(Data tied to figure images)
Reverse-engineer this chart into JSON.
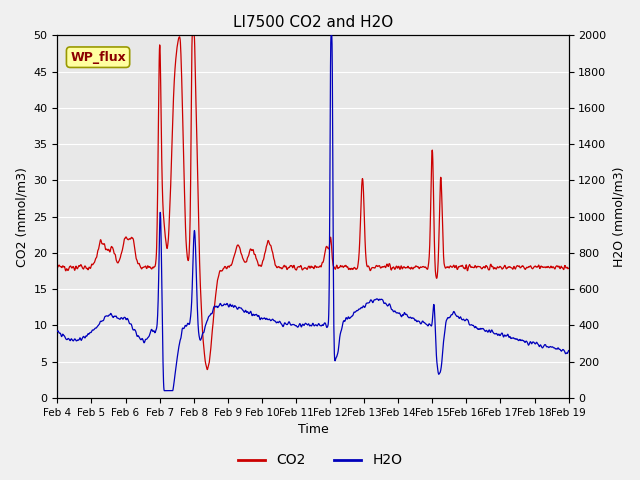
{
  "title": "LI7500 CO2 and H2O",
  "xlabel": "Time",
  "ylabel_left": "CO2 (mmol/m3)",
  "ylabel_right": "H2O (mmol/m3)",
  "xlim": [
    0,
    15
  ],
  "ylim_left": [
    0,
    50
  ],
  "ylim_right": [
    0,
    2000
  ],
  "xtick_labels": [
    "Feb 4",
    "Feb 5",
    "Feb 6",
    "Feb 7",
    "Feb 8",
    "Feb 9",
    "Feb 10",
    "Feb 11",
    "Feb 12",
    "Feb 13",
    "Feb 14",
    "Feb 15",
    "Feb 16",
    "Feb 17",
    "Feb 18",
    "Feb 19"
  ],
  "xtick_positions": [
    0,
    1,
    2,
    3,
    4,
    5,
    6,
    7,
    8,
    9,
    10,
    11,
    12,
    13,
    14,
    15
  ],
  "co2_color": "#CC0000",
  "h2o_color": "#0000BB",
  "background_color": "#F0F0F0",
  "axes_facecolor": "#E8E8E8",
  "grid_color": "#FFFFFF",
  "annotation_text": "WP_flux",
  "annotation_box_color": "#FFFFA0",
  "annotation_border_color": "#999900",
  "legend_co2": "CO2",
  "legend_h2o": "H2O",
  "title_fontsize": 11,
  "axis_label_fontsize": 9,
  "tick_fontsize": 8
}
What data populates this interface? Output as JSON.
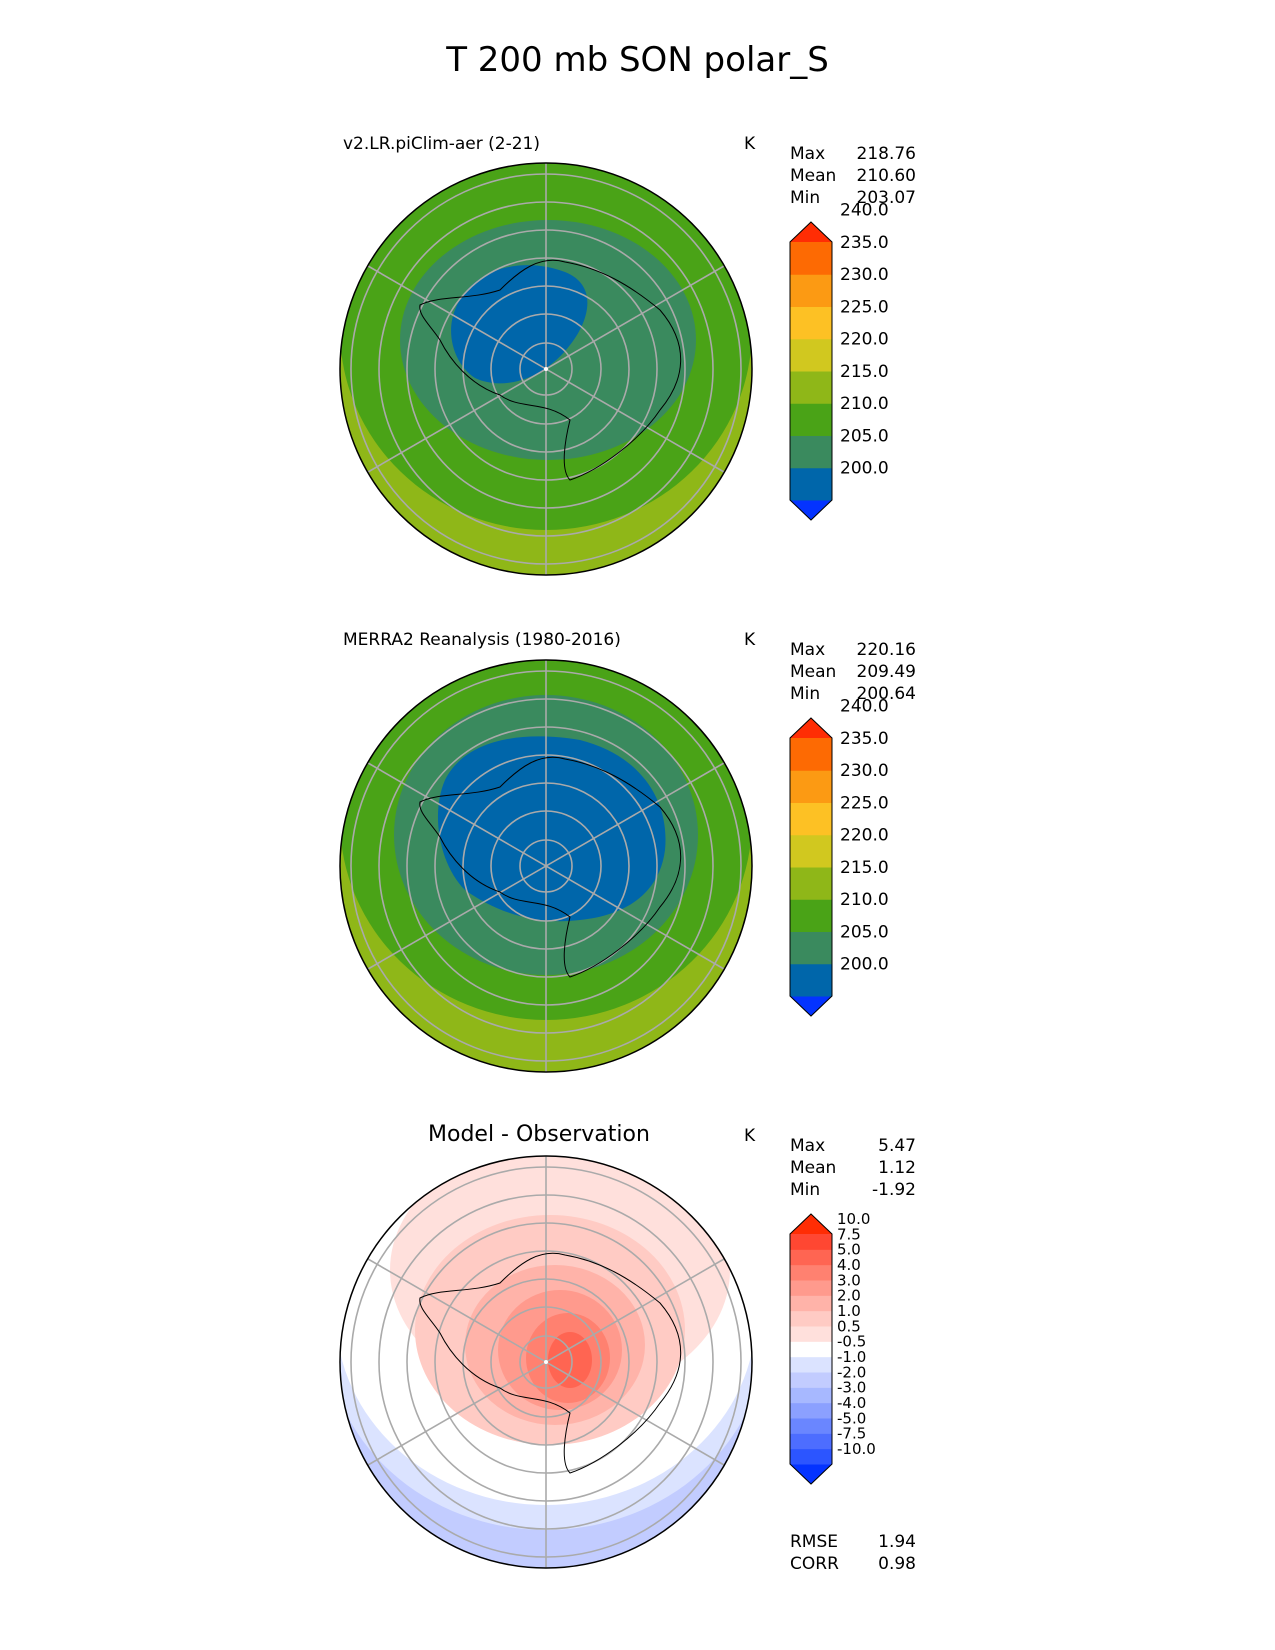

_Task goal_
Using the material above, retype each entry exactly and omit the pictures.

_Output of the exercise_
Reverse-engineer this chart into JSON.
{
  "title": "LI7500 CO2 and H2O",
  "xlabel": "Time",
  "ylabel_left": "CO2 (mmol/m3)",
  "ylabel_right": "H2O (mmol/m3)",
  "xlim": [
    0,
    15
  ],
  "ylim_left": [
    0,
    50
  ],
  "ylim_right": [
    0,
    2000
  ],
  "xtick_labels": [
    "Feb 4",
    "Feb 5",
    "Feb 6",
    "Feb 7",
    "Feb 8",
    "Feb 9",
    "Feb 10",
    "Feb 11",
    "Feb 12",
    "Feb 13",
    "Feb 14",
    "Feb 15",
    "Feb 16",
    "Feb 17",
    "Feb 18",
    "Feb 19"
  ],
  "xtick_positions": [
    0,
    1,
    2,
    3,
    4,
    5,
    6,
    7,
    8,
    9,
    10,
    11,
    12,
    13,
    14,
    15
  ],
  "co2_color": "#CC0000",
  "h2o_color": "#0000BB",
  "background_color": "#F0F0F0",
  "axes_facecolor": "#E8E8E8",
  "grid_color": "#FFFFFF",
  "annotation_text": "WP_flux",
  "annotation_box_color": "#FFFFA0",
  "annotation_border_color": "#999900",
  "legend_co2": "CO2",
  "legend_h2o": "H2O",
  "title_fontsize": 11,
  "axis_label_fontsize": 9,
  "tick_fontsize": 8
}
What data populates this interface? Output as JSON.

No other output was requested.